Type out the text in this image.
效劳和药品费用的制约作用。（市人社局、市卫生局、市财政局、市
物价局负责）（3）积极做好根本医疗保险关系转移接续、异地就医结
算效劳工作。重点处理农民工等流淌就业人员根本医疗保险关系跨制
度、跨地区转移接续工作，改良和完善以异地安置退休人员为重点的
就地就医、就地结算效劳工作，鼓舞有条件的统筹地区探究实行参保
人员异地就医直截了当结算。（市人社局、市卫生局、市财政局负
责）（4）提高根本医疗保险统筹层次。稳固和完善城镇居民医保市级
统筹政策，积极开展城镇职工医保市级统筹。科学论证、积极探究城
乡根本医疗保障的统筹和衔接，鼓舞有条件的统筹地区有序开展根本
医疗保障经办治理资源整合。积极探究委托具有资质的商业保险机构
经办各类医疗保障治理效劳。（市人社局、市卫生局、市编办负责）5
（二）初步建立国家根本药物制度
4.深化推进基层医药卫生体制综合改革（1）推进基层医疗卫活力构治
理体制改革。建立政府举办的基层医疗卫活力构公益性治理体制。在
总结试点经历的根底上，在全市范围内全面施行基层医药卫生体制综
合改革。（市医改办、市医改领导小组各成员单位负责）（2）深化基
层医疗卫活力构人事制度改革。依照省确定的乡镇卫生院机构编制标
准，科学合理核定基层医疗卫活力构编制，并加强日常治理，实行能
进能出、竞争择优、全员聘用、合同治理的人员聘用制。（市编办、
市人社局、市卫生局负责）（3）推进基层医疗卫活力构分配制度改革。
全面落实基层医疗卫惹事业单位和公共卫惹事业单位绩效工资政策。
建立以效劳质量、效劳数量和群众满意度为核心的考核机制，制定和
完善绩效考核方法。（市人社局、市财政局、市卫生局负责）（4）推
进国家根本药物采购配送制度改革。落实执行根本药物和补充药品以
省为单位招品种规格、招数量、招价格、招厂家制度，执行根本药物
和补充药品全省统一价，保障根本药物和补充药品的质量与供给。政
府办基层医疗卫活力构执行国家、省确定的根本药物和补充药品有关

══════

Directions for this task:
Filter for "市人社局". Return all lines that hold it.

Response for this exercise:
效劳和药品费用的制约作用。（市人社局、市卫生局、市财政局、市
人员异地就医直截了当结算。（市人社局、市卫生局、市财政局负
经办各类医疗保障治理效劳。（市人社局、市卫生局、市编办负责）5
市人社局、市卫生局负责）（3）推进基层医疗卫活力构分配制度改革。
完善绩效考核方法。（市人社局、市财政局、市卫生局负责）（4）推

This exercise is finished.